---- Data lines

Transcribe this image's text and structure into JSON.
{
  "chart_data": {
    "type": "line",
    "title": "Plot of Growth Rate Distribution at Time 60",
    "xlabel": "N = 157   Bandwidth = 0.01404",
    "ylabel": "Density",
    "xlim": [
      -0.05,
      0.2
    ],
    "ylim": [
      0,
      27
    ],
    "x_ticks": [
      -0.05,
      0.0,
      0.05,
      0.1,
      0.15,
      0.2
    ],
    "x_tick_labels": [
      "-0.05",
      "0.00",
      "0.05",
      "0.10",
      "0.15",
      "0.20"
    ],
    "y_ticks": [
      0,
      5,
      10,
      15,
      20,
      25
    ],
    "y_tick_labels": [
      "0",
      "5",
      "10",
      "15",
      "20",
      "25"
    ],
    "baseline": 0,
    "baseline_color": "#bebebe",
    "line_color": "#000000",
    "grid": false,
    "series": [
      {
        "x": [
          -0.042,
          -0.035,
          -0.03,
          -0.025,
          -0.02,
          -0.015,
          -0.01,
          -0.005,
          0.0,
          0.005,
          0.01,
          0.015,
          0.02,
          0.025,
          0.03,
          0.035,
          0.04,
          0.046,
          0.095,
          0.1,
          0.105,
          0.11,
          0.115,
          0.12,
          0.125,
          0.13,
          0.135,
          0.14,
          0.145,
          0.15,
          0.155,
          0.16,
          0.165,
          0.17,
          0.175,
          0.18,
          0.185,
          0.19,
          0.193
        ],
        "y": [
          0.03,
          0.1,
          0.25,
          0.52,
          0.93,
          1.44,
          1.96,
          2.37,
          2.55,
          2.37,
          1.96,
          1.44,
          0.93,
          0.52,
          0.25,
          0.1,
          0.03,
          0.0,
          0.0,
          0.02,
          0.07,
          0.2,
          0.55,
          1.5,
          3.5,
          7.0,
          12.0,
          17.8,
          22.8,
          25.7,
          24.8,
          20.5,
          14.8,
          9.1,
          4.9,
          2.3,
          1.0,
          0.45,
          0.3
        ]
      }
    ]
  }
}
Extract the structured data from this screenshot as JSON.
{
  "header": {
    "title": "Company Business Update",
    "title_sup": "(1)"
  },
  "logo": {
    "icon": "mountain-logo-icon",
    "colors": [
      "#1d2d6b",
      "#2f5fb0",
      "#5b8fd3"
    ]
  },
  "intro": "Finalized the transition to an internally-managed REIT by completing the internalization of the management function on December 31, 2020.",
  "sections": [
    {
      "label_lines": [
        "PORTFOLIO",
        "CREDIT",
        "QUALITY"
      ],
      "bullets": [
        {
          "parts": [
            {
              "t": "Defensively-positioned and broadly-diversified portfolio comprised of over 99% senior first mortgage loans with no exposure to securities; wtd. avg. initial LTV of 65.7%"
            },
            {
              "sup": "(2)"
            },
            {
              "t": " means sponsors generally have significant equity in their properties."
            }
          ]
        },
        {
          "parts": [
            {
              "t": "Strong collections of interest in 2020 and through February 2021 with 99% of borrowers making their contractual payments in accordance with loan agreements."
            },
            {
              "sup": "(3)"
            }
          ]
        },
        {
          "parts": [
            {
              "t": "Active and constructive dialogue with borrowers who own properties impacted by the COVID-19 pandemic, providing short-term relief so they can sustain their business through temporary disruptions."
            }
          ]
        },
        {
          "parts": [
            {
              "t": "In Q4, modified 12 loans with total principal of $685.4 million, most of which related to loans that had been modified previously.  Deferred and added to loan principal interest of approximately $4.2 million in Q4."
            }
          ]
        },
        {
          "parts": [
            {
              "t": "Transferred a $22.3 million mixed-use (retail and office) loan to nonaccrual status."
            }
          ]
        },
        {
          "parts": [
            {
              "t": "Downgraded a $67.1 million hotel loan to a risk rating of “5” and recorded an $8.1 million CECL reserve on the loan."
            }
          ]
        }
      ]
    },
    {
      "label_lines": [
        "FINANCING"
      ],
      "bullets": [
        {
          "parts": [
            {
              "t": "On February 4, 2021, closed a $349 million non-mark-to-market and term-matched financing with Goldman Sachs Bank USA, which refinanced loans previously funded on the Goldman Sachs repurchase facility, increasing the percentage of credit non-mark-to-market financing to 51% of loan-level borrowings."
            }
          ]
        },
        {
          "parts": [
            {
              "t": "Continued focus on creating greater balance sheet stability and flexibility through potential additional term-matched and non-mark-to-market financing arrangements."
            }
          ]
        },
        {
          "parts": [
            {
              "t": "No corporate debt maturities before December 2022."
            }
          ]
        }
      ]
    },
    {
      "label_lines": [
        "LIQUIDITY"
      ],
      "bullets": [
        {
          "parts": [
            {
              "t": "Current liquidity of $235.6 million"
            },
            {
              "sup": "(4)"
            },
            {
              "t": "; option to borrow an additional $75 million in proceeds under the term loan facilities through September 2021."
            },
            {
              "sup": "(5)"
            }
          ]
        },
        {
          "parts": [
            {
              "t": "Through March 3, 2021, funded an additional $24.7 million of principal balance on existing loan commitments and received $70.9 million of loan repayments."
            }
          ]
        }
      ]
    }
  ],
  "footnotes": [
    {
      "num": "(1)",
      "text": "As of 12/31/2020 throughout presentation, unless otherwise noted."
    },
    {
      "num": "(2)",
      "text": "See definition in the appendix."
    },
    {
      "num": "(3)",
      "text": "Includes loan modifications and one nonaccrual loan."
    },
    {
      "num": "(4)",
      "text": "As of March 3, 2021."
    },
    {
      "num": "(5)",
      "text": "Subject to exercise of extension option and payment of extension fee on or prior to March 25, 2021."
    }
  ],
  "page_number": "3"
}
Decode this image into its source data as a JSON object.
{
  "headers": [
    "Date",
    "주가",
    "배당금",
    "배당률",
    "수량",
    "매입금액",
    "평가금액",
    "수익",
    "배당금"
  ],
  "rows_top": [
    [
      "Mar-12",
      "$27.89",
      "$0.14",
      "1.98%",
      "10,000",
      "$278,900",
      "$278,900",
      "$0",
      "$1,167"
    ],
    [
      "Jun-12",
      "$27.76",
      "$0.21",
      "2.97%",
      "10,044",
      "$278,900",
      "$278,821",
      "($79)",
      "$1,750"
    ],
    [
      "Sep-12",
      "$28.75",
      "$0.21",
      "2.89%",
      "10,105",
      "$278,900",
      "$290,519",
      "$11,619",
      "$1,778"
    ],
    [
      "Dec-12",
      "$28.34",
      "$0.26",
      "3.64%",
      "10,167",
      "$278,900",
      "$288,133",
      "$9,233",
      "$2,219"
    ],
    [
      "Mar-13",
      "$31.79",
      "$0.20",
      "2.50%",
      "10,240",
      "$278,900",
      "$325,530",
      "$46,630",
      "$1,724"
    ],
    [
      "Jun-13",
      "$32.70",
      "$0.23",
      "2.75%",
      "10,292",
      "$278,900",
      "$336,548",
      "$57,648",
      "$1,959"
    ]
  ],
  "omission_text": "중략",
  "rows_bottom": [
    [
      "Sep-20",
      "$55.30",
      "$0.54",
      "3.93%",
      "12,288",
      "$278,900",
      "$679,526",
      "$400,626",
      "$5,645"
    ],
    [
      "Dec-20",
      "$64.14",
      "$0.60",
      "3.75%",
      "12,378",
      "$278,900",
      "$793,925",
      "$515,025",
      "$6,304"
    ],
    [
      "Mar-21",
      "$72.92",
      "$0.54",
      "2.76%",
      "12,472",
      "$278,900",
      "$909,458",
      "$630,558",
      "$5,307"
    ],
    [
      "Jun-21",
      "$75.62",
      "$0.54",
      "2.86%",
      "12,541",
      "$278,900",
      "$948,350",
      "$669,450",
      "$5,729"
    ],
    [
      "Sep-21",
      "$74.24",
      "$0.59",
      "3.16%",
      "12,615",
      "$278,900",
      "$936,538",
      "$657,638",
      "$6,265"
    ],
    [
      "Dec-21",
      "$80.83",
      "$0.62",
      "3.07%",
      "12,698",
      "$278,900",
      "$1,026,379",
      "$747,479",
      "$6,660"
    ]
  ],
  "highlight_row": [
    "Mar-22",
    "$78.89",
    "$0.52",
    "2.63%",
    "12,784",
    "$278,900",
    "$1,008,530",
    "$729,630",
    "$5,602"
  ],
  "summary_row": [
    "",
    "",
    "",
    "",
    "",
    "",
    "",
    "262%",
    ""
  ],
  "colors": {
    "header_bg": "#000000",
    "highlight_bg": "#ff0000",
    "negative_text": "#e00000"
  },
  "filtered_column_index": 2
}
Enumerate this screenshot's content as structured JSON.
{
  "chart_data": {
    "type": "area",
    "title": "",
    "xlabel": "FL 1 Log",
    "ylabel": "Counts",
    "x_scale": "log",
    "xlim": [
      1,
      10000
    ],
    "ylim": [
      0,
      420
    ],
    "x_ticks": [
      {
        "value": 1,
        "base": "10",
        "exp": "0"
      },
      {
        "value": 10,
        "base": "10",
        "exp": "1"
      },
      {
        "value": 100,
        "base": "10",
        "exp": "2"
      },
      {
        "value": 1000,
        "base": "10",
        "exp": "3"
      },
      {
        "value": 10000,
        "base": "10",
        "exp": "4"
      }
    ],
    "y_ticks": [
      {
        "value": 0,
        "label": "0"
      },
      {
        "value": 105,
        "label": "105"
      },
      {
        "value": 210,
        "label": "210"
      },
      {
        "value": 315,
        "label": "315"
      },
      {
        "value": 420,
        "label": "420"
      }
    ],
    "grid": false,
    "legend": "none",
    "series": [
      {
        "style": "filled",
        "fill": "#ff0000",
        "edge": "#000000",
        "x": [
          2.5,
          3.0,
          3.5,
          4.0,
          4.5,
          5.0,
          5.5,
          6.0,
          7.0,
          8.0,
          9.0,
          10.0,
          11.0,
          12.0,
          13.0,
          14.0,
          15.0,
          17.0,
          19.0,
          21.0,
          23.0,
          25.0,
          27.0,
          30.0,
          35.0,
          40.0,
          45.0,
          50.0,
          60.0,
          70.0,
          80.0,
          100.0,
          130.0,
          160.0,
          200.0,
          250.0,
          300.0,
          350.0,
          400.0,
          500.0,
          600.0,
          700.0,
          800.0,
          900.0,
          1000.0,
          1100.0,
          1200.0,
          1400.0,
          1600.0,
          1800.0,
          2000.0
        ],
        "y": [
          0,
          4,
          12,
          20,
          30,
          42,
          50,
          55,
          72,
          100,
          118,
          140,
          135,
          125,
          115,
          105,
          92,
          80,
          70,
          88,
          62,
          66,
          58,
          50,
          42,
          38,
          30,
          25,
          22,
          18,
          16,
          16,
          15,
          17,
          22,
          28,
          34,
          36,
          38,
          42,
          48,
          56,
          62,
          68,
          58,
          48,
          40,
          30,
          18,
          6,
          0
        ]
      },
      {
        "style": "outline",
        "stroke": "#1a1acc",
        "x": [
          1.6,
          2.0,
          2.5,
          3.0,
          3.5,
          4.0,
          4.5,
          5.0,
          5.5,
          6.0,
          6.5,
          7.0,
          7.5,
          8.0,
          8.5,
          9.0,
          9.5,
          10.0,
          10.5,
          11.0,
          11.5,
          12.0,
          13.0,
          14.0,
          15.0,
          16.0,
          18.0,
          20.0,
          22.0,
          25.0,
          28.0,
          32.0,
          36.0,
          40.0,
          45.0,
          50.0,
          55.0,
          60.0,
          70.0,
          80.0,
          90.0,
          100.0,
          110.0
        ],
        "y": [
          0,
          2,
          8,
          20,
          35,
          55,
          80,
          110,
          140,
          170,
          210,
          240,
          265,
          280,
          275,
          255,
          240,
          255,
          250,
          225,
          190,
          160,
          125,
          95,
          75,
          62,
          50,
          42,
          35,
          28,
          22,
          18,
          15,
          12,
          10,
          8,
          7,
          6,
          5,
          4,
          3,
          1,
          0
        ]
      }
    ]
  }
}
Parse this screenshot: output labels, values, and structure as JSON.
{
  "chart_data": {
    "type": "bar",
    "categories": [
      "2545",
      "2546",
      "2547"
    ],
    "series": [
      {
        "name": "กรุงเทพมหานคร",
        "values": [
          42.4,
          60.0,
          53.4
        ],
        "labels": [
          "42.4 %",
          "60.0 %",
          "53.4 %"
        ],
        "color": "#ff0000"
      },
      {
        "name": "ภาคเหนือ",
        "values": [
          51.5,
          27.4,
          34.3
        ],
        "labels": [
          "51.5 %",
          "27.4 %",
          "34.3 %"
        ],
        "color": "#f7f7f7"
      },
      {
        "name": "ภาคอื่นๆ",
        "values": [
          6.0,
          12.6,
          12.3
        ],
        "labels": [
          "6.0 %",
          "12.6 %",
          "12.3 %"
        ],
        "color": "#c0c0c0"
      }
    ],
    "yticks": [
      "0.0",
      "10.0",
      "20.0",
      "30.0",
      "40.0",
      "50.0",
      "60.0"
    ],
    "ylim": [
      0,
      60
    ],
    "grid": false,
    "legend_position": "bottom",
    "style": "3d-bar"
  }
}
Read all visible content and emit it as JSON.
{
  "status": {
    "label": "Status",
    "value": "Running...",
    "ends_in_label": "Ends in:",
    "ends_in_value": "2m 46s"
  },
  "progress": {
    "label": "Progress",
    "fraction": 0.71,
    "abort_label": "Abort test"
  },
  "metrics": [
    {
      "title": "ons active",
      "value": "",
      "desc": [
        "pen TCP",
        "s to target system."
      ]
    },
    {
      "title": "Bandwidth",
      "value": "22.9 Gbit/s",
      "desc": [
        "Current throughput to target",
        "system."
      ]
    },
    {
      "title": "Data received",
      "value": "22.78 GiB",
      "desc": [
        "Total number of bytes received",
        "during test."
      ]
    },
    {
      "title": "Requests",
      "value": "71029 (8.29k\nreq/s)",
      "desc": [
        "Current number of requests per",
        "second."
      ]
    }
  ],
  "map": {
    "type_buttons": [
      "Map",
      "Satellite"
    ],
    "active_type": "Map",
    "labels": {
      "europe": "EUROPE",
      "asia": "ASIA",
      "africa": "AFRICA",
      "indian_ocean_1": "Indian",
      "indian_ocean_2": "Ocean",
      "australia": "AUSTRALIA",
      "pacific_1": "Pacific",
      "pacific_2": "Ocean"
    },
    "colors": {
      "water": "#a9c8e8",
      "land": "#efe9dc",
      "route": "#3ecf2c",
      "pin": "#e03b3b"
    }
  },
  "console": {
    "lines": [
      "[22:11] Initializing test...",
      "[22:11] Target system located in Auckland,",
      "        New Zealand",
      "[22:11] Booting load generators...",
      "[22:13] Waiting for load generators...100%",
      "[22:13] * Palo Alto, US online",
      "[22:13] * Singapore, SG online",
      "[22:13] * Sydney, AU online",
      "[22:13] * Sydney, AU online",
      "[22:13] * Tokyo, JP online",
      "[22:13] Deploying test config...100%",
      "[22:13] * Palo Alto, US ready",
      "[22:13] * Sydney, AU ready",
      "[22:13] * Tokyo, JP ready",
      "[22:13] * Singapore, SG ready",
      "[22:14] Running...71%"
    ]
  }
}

--------

_Your instructions_: List all lines above in which the string "this" appears.

_Exercise answer_:
Transcribe this image's text and structure into JSON.
Extract the structured data from this screenshot as JSON.
Decode this image into its source data as a JSON object.
Enumerate this screenshot's content as structured JSON.
Parse this screenshot: output labels, values, and structure as JSON.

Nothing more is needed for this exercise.